*** Data for review ***
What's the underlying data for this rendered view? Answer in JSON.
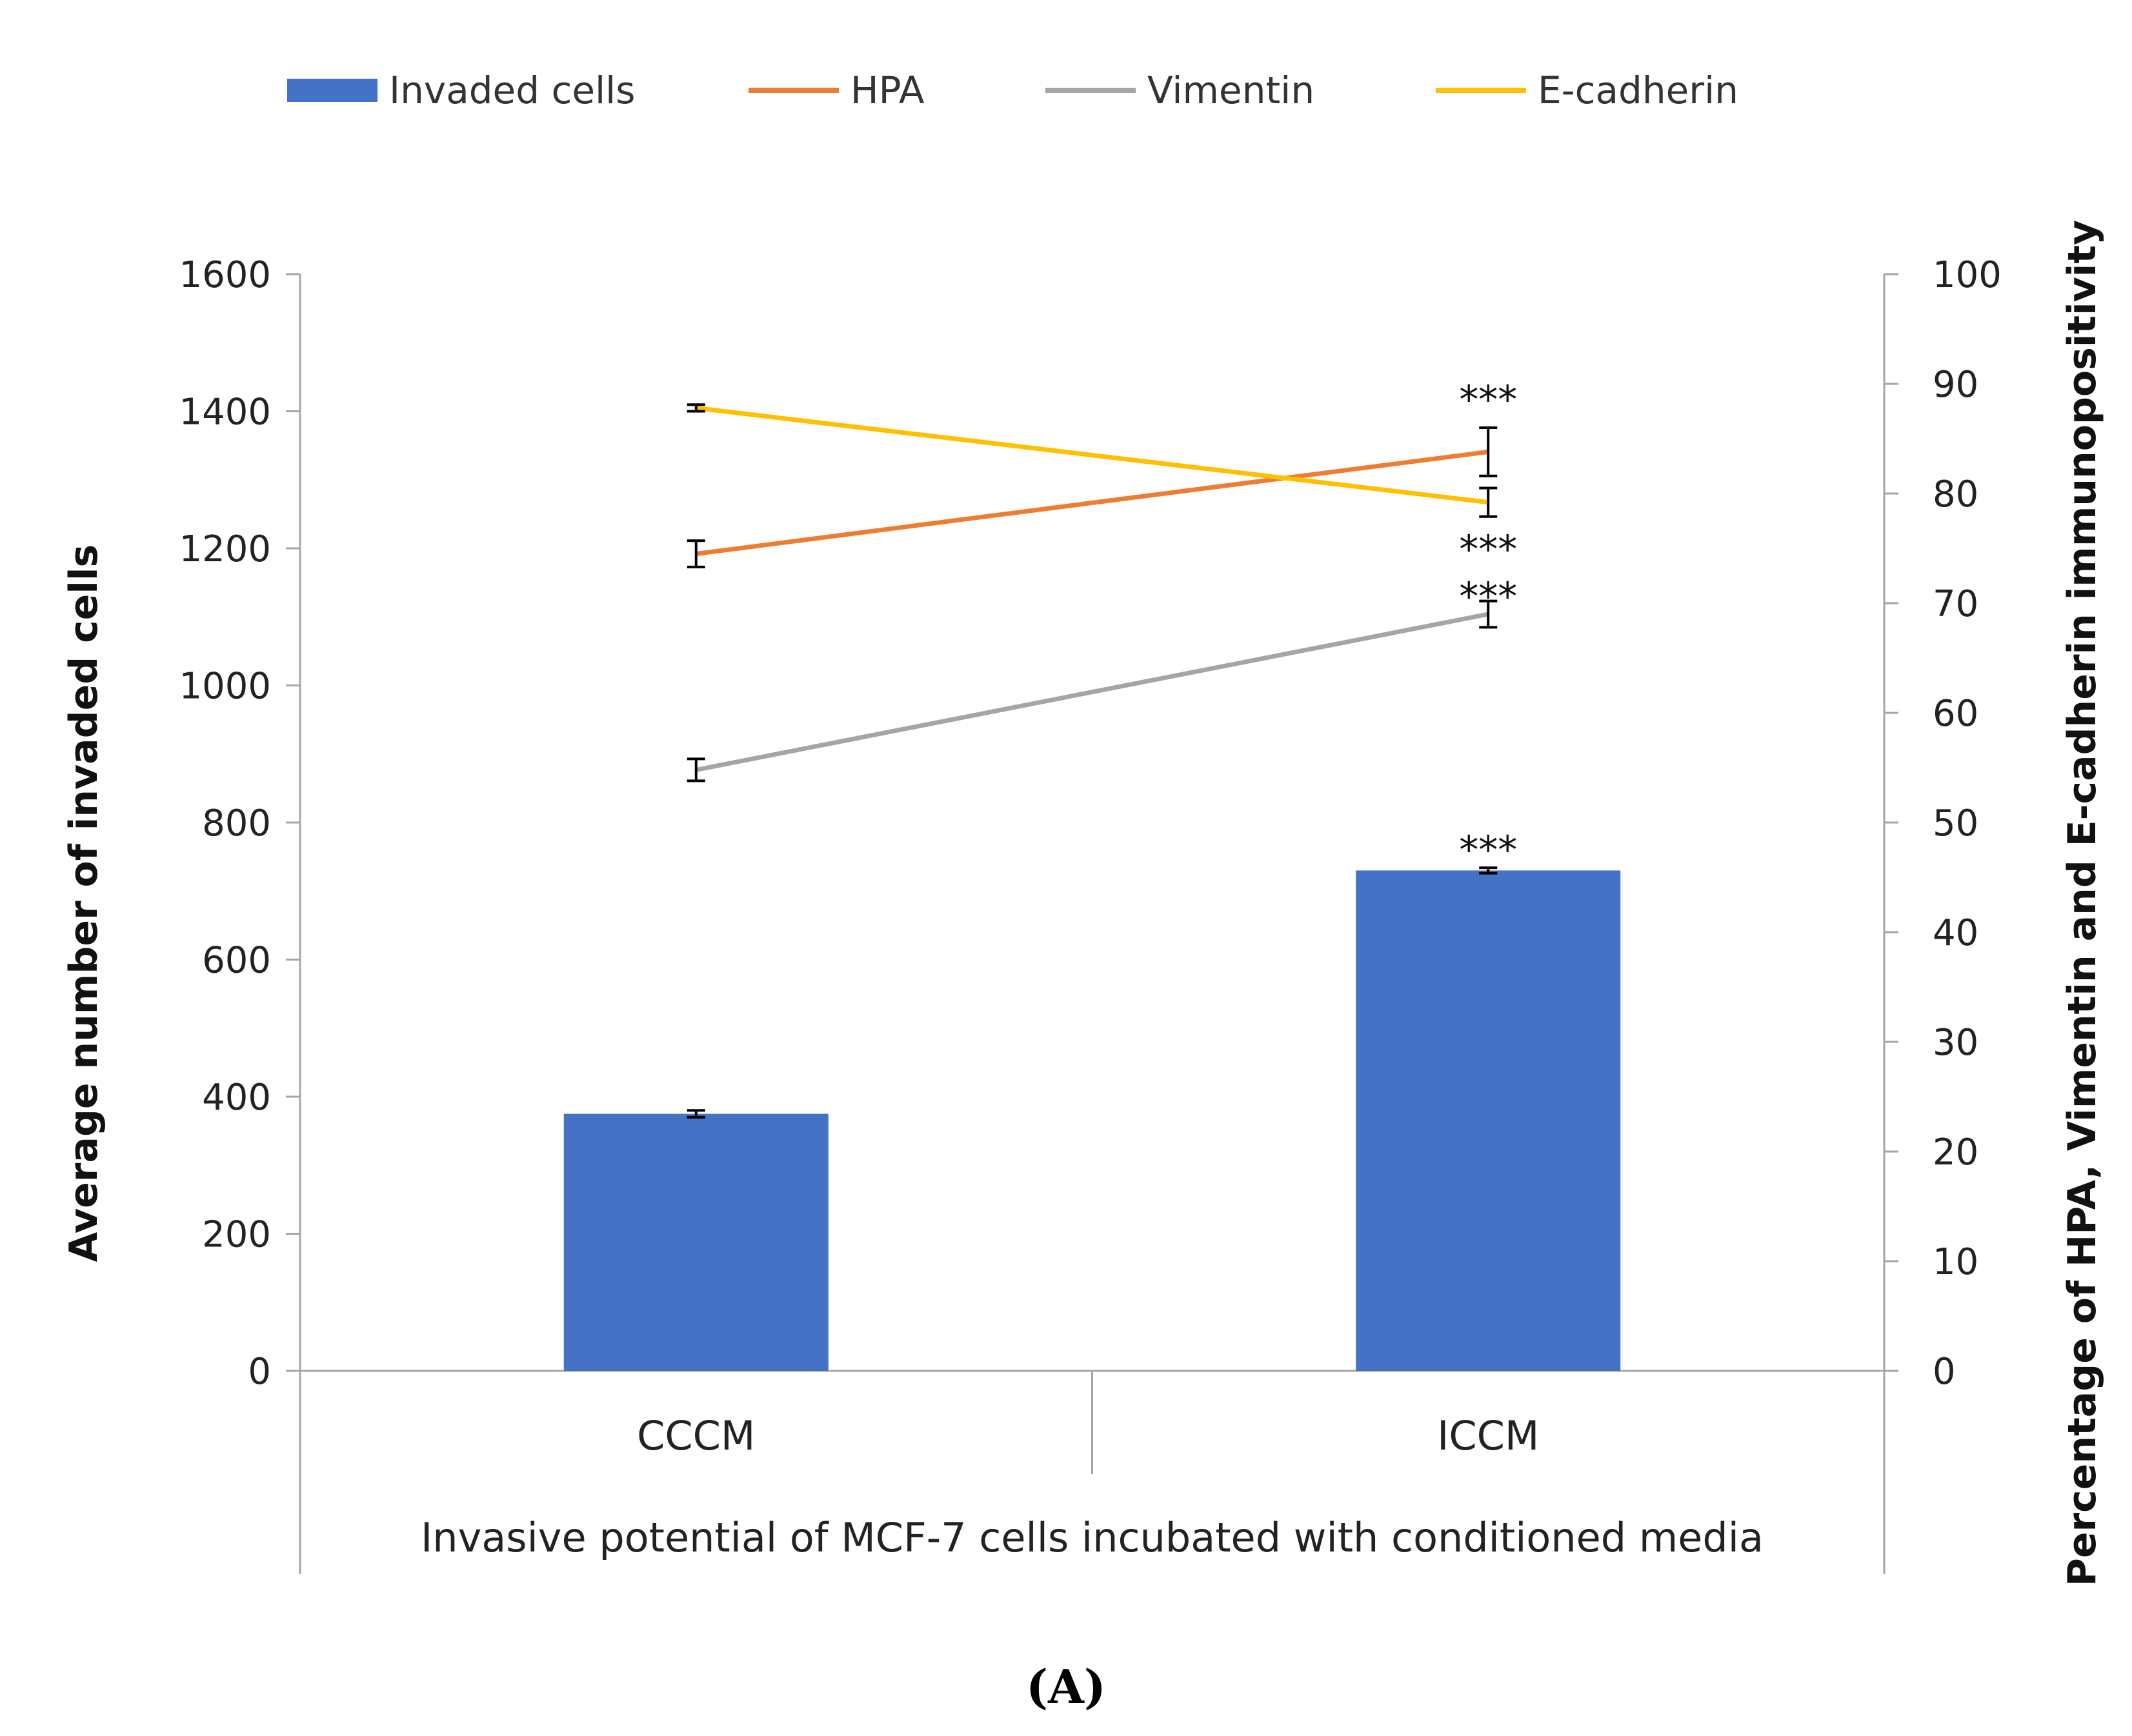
{
  "chart_data": {
    "type": "bar+line",
    "categories": [
      "CCCM",
      "ICCM"
    ],
    "xlabel": "Invasive potential of MCF-7 cells incubated with conditioned media",
    "ylabel_left": "Average number of invaded cells",
    "ylabel_right": "Percentage of HPA, Vimentin and E-cadherin immunopositivity",
    "ylim_left": [
      0,
      1600
    ],
    "ylim_right": [
      0,
      100
    ],
    "yticks_left": [
      "0",
      "200",
      "400",
      "600",
      "800",
      "1000",
      "1200",
      "1400",
      "1600"
    ],
    "yticks_right": [
      "0",
      "10",
      "20",
      "30",
      "40",
      "50",
      "60",
      "70",
      "80",
      "90",
      "100"
    ],
    "legend_position": "top",
    "panel_label": "(A)",
    "series": [
      {
        "name": "Invaded cells",
        "kind": "bar",
        "axis": "left",
        "color": "#4472C4",
        "values": [
          375,
          730
        ],
        "errors": [
          5,
          4
        ],
        "significance": [
          "",
          "***"
        ]
      },
      {
        "name": "HPA",
        "kind": "line",
        "axis": "right",
        "color": "#ED7D31",
        "values": [
          74.5,
          83.8
        ],
        "errors": [
          1.2,
          2.2
        ],
        "significance": [
          "",
          "***"
        ]
      },
      {
        "name": "Vimentin",
        "kind": "line",
        "axis": "right",
        "color": "#A5A5A5",
        "values": [
          54.8,
          69
        ],
        "errors": [
          1.0,
          1.2
        ],
        "significance": [
          "",
          "***"
        ]
      },
      {
        "name": "E-cadherin",
        "kind": "line",
        "axis": "right",
        "color": "#FFC000",
        "values": [
          87.8,
          79.2
        ],
        "errors": [
          0.3,
          1.3
        ],
        "significance": [
          "",
          "***"
        ]
      }
    ]
  }
}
*** End of Data for review ***
Above are some records; copy each line there that contains "name".

        "name": "Invaded cells",
        "name": "HPA",
        "name": "Vimentin",
        "name": "E-cadherin",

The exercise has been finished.